Data extracted from a collection
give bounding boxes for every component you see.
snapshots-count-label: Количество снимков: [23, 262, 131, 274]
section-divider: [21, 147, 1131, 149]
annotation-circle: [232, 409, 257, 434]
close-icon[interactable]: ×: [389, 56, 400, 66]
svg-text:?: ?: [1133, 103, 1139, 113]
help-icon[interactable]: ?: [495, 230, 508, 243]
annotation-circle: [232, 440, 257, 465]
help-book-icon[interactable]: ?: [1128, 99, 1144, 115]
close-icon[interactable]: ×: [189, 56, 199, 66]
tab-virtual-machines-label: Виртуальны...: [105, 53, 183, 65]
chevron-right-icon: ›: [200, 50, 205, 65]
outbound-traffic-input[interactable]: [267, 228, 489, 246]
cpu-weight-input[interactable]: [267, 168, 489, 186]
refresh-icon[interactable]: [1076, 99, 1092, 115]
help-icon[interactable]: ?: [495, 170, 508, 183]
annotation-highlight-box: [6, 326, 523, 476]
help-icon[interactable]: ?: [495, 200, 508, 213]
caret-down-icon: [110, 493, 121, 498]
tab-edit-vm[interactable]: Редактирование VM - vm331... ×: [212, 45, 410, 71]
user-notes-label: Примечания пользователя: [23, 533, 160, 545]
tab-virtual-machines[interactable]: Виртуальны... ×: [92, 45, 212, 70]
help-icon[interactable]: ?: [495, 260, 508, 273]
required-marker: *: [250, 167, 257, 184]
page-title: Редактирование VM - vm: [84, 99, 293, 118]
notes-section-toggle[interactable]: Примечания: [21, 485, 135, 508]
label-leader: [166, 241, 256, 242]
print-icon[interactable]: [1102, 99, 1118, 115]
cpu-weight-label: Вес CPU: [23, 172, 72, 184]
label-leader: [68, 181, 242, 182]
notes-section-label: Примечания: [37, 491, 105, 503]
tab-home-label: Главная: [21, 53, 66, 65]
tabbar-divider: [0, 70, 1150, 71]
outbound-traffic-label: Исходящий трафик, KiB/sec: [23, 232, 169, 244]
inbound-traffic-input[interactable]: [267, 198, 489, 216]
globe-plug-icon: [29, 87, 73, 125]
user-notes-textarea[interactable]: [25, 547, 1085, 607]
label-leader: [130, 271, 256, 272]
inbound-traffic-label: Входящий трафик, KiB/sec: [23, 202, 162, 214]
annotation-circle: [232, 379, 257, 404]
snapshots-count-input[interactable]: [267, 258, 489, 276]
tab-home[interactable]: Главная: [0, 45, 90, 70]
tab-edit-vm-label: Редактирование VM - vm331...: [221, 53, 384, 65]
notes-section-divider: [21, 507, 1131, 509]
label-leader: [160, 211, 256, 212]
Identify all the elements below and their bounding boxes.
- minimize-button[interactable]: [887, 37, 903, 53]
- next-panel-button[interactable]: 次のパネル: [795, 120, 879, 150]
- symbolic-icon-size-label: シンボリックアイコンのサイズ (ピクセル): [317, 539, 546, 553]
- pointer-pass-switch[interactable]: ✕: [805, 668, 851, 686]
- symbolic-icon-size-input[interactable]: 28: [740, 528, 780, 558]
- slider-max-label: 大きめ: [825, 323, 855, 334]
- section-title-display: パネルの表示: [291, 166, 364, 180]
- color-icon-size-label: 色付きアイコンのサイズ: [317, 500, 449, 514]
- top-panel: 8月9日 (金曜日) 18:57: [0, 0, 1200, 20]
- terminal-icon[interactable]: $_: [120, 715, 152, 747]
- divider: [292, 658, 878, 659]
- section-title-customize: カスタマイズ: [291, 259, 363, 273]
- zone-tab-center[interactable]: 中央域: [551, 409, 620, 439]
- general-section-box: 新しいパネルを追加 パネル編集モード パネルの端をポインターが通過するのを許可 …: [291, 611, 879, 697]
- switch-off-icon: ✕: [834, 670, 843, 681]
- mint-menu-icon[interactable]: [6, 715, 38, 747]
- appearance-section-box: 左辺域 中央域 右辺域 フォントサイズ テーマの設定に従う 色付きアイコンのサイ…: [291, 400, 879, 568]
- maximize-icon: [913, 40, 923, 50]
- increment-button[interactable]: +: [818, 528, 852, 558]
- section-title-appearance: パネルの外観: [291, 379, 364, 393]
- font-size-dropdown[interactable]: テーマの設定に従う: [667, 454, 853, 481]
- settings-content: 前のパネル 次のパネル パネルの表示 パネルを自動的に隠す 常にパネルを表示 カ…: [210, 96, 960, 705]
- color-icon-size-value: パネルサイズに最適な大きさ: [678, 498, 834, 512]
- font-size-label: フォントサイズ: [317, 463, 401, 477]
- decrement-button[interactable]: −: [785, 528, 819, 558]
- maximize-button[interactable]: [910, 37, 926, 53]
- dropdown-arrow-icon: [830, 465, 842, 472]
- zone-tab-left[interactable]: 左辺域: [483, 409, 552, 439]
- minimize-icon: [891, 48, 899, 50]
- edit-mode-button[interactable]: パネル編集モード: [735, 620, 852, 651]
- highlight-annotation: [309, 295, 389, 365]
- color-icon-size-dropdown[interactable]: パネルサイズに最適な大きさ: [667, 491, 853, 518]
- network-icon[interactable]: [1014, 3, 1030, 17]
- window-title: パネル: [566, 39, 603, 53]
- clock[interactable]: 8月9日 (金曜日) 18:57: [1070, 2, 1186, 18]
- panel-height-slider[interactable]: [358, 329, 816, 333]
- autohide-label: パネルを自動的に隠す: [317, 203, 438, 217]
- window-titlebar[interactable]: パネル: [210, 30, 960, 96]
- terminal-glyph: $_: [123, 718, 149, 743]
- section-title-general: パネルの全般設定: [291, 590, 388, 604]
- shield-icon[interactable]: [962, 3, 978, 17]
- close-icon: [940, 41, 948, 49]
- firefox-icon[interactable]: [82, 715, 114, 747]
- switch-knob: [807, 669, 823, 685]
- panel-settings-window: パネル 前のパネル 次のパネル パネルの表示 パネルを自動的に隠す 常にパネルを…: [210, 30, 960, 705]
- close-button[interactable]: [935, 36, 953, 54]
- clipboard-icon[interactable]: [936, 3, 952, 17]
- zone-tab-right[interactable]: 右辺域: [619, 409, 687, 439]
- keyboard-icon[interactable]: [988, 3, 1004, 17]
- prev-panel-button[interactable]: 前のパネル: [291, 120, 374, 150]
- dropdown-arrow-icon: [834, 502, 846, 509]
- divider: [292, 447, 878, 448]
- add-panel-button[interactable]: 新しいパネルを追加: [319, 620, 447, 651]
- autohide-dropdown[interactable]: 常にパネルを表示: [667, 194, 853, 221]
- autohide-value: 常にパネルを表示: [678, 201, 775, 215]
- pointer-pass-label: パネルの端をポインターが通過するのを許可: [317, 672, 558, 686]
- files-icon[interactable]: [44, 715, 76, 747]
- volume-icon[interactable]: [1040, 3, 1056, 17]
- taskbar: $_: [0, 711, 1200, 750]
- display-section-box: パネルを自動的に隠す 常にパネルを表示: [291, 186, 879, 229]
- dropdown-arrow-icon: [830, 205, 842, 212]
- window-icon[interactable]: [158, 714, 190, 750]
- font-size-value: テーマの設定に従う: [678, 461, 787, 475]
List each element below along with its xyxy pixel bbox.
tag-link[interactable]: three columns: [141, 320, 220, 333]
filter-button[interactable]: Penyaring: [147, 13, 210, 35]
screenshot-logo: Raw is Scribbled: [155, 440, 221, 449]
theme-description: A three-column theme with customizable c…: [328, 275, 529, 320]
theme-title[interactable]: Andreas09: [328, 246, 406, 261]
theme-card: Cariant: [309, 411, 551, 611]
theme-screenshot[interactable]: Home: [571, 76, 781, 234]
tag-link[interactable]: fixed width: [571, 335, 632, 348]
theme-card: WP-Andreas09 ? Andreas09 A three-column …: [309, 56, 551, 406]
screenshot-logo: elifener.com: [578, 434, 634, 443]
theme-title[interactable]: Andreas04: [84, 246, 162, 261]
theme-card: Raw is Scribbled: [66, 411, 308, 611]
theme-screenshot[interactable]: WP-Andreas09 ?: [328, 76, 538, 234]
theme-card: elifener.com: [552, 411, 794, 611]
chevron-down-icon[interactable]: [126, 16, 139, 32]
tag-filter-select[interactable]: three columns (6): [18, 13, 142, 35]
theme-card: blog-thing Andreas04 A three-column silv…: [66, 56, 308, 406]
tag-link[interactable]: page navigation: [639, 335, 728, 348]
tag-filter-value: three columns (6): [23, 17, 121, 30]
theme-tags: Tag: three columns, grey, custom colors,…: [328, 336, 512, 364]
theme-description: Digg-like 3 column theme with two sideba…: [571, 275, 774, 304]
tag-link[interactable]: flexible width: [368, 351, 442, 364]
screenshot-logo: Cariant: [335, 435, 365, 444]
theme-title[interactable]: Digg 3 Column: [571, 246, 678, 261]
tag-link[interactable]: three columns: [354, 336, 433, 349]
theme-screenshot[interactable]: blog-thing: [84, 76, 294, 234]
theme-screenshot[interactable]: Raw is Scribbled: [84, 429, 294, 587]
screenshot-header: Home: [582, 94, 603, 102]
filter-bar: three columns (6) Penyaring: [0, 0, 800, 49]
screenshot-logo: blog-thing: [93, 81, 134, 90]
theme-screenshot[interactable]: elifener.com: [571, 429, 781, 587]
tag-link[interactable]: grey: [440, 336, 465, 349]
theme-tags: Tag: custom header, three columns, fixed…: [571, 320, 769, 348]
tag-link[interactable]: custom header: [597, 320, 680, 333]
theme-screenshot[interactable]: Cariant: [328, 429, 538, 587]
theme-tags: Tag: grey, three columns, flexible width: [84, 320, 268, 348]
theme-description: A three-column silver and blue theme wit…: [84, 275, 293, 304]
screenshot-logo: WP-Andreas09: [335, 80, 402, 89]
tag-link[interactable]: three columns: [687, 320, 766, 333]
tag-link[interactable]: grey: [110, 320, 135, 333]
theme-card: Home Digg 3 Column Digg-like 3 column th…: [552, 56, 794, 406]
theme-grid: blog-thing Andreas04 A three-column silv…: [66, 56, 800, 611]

■ Task description ■
Can you give the listing as a JSON list of strings, one string per line and no blank lines? Start at its first line and stop after the line containing "user-notes-label: Примечания пользователя: [23, 533, 160, 545]".

■ Response ■
[
  "give bounding boxes for every component you see.",
  "snapshots-count-label: Количество снимков: [23, 262, 131, 274]",
  "section-divider: [21, 147, 1131, 149]",
  "annotation-circle: [232, 409, 257, 434]",
  "close-icon[interactable]: ×: [389, 56, 400, 66]",
  "svg-text:?: ?: [1133, 103, 1139, 113]",
  "help-icon[interactable]: ?: [495, 230, 508, 243]",
  "annotation-circle: [232, 440, 257, 465]",
  "help-book-icon[interactable]: ?: [1128, 99, 1144, 115]",
  "close-icon[interactable]: ×: [189, 56, 199, 66]",
  "tab-virtual-machines-label: Виртуальны...: [105, 53, 183, 65]",
  "chevron-right-icon: ›: [200, 50, 205, 65]",
  "outbound-traffic-input[interactable]: [267, 228, 489, 246]",
  "cpu-weight-input[interactable]: [267, 168, 489, 186]",
  "refresh-icon[interactable]: [1076, 99, 1092, 115]",
  "help-icon[interactable]: ?: [495, 170, 508, 183]",
  "annotation-highlight-box: [6, 326, 523, 476]",
  "help-icon[interactable]: ?: [495, 200, 508, 213]",
  "caret-down-icon: [110, 493, 121, 498]",
  "tab-edit-vm[interactable]: Редактирование VM - vm331... ×: [212, 45, 410, 71]",
  "user-notes-label: Примечания пользователя: [23, 533, 160, 545]"
]